▸ Exercise aim
What you return should match every record exactly, with the images removed.
#####
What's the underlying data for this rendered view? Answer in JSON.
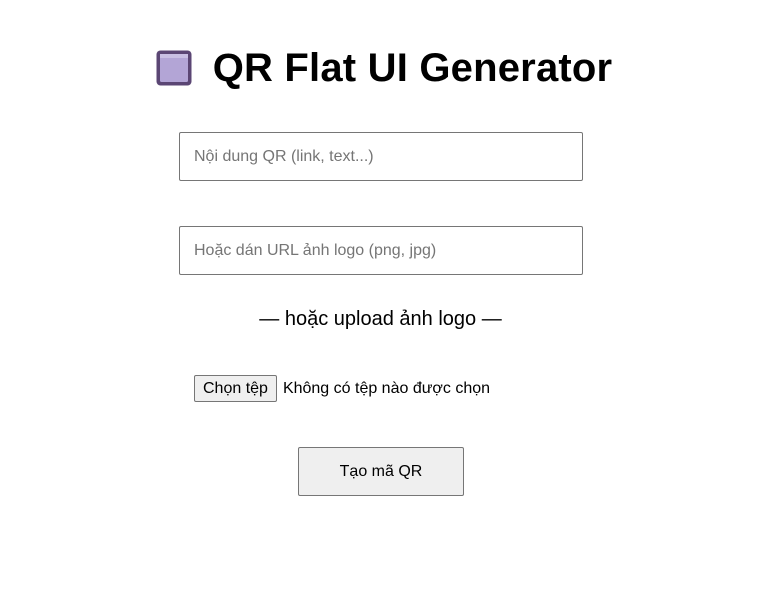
{
  "header": {
    "icon": "purple-square-icon",
    "icon_color": "#b3a5d6",
    "icon_border_color": "#5b4674",
    "title": "QR Flat UI Generator"
  },
  "form": {
    "qr_content": {
      "value": "",
      "placeholder": "Nội dung QR (link, text...)"
    },
    "logo_url": {
      "value": "",
      "placeholder": "Hoặc dán URL ảnh logo (png, jpg)"
    },
    "divider_text": "— hoặc upload ảnh logo —",
    "file_upload": {
      "button_label": "Chọn tệp",
      "status_text": "Không có tệp nào được chọn"
    },
    "submit_label": "Tạo mã QR"
  }
}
#####
▸ Task response
What's the underlying data for this rendered view? Answer in JSON.
{
  "header": {
    "icon": "purple-square-icon",
    "icon_color": "#b3a5d6",
    "icon_border_color": "#5b4674",
    "title": "QR Flat UI Generator"
  },
  "form": {
    "qr_content": {
      "value": "",
      "placeholder": "Nội dung QR (link, text...)"
    },
    "logo_url": {
      "value": "",
      "placeholder": "Hoặc dán URL ảnh logo (png, jpg)"
    },
    "divider_text": "— hoặc upload ảnh logo —",
    "file_upload": {
      "button_label": "Chọn tệp",
      "status_text": "Không có tệp nào được chọn"
    },
    "submit_label": "Tạo mã QR"
  }
}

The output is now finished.